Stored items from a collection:
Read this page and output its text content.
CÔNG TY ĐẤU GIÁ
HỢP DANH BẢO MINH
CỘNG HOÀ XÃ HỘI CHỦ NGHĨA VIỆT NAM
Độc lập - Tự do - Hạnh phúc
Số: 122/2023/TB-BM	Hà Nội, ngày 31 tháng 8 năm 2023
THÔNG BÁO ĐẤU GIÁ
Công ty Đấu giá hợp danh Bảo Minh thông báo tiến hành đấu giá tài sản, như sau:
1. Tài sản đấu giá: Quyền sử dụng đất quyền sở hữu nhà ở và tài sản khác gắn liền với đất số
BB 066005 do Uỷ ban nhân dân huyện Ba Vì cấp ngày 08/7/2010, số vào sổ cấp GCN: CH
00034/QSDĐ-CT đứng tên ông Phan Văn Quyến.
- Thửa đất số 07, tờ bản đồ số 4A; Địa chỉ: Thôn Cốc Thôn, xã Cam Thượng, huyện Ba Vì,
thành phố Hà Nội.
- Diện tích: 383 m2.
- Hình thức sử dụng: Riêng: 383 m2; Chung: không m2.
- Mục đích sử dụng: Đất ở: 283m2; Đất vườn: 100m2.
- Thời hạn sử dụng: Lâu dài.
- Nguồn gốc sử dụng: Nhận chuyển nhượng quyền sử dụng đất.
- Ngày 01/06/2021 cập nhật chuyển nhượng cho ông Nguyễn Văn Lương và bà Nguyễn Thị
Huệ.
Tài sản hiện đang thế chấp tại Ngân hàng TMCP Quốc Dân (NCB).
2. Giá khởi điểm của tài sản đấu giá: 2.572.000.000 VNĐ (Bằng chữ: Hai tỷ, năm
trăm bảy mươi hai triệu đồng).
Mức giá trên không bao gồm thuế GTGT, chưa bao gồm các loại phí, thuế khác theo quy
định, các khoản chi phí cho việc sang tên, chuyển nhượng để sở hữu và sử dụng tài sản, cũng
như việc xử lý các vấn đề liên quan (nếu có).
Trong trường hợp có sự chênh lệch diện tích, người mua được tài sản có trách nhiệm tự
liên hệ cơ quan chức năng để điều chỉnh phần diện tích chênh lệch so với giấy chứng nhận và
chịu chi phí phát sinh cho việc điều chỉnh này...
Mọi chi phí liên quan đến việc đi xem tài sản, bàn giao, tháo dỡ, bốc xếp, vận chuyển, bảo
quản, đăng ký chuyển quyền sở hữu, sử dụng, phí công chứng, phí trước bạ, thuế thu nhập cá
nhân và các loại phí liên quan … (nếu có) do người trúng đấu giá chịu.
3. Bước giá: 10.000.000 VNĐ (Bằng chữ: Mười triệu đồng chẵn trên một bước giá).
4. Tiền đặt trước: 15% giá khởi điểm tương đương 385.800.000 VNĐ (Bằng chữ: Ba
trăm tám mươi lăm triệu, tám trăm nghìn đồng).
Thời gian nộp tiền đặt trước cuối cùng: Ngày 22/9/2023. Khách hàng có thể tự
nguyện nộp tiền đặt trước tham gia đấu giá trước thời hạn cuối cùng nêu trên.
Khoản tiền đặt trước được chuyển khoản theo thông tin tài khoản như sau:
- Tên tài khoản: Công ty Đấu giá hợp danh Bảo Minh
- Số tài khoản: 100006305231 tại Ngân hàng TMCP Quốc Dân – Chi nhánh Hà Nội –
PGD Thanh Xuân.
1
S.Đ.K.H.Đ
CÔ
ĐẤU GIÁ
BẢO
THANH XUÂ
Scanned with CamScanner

#### [Problem]
The data above must be returned in full, exactly as written.

#### [Written response]
Read this page and output its text content.
CÔNG TY ĐẤU GIÁ
HỢP DANH BẢO MINH
CỘNG HOÀ XÃ HỘI CHỦ NGHĨA VIỆT NAM
Độc lập - Tự do - Hạnh phúc
Số: 122/2023/TB-BM	Hà Nội, ngày 31 tháng 8 năm 2023
THÔNG BÁO ĐẤU GIÁ
Công ty Đấu giá hợp danh Bảo Minh thông báo tiến hành đấu giá tài sản, như sau:
1. Tài sản đấu giá: Quyền sử dụng đất quyền sở hữu nhà ở và tài sản khác gắn liền với đất số
BB 066005 do Uỷ ban nhân dân huyện Ba Vì cấp ngày 08/7/2010, số vào sổ cấp GCN: CH
00034/QSDĐ-CT đứng tên ông Phan Văn Quyến.
- Thửa đất số 07, tờ bản đồ số 4A; Địa chỉ: Thôn Cốc Thôn, xã Cam Thượng, huyện Ba Vì,
thành phố Hà Nội.
- Diện tích: 383 m2.
- Hình thức sử dụng: Riêng: 383 m2; Chung: không m2.
- Mục đích sử dụng: Đất ở: 283m2; Đất vườn: 100m2.
- Thời hạn sử dụng: Lâu dài.
- Nguồn gốc sử dụng: Nhận chuyển nhượng quyền sử dụng đất.
- Ngày 01/06/2021 cập nhật chuyển nhượng cho ông Nguyễn Văn Lương và bà Nguyễn Thị
Huệ.
Tài sản hiện đang thế chấp tại Ngân hàng TMCP Quốc Dân (NCB).
2. Giá khởi điểm của tài sản đấu giá: 2.572.000.000 VNĐ (Bằng chữ: Hai tỷ, năm
trăm bảy mươi hai triệu đồng).
Mức giá trên không bao gồm thuế GTGT, chưa bao gồm các loại phí, thuế khác theo quy
định, các khoản chi phí cho việc sang tên, chuyển nhượng để sở hữu và sử dụng tài sản, cũng
như việc xử lý các vấn đề liên quan (nếu có).
Trong trường hợp có sự chênh lệch diện tích, người mua được tài sản có trách nhiệm tự
liên hệ cơ quan chức năng để điều chỉnh phần diện tích chênh lệch so với giấy chứng nhận và
chịu chi phí phát sinh cho việc điều chỉnh này...
Mọi chi phí liên quan đến việc đi xem tài sản, bàn giao, tháo dỡ, bốc xếp, vận chuyển, bảo
quản, đăng ký chuyển quyền sở hữu, sử dụng, phí công chứng, phí trước bạ, thuế thu nhập cá
nhân và các loại phí liên quan … (nếu có) do người trúng đấu giá chịu.
3. Bước giá: 10.000.000 VNĐ (Bằng chữ: Mười triệu đồng chẵn trên một bước giá).
4. Tiền đặt trước: 15% giá khởi điểm tương đương 385.800.000 VNĐ (Bằng chữ: Ba
trăm tám mươi lăm triệu, tám trăm nghìn đồng).
Thời gian nộp tiền đặt trước cuối cùng: Ngày 22/9/2023. Khách hàng có thể tự
nguyện nộp tiền đặt trước tham gia đấu giá trước thời hạn cuối cùng nêu trên.
Khoản tiền đặt trước được chuyển khoản theo thông tin tài khoản như sau:
- Tên tài khoản: Công ty Đấu giá hợp danh Bảo Minh
- Số tài khoản: 100006305231 tại Ngân hàng TMCP Quốc Dân – Chi nhánh Hà Nội –
PGD Thanh Xuân.
1
S.Đ.K.H.Đ
CÔ
ĐẤU GIÁ
BẢO
THANH XUÂ
Scanned with CamScanner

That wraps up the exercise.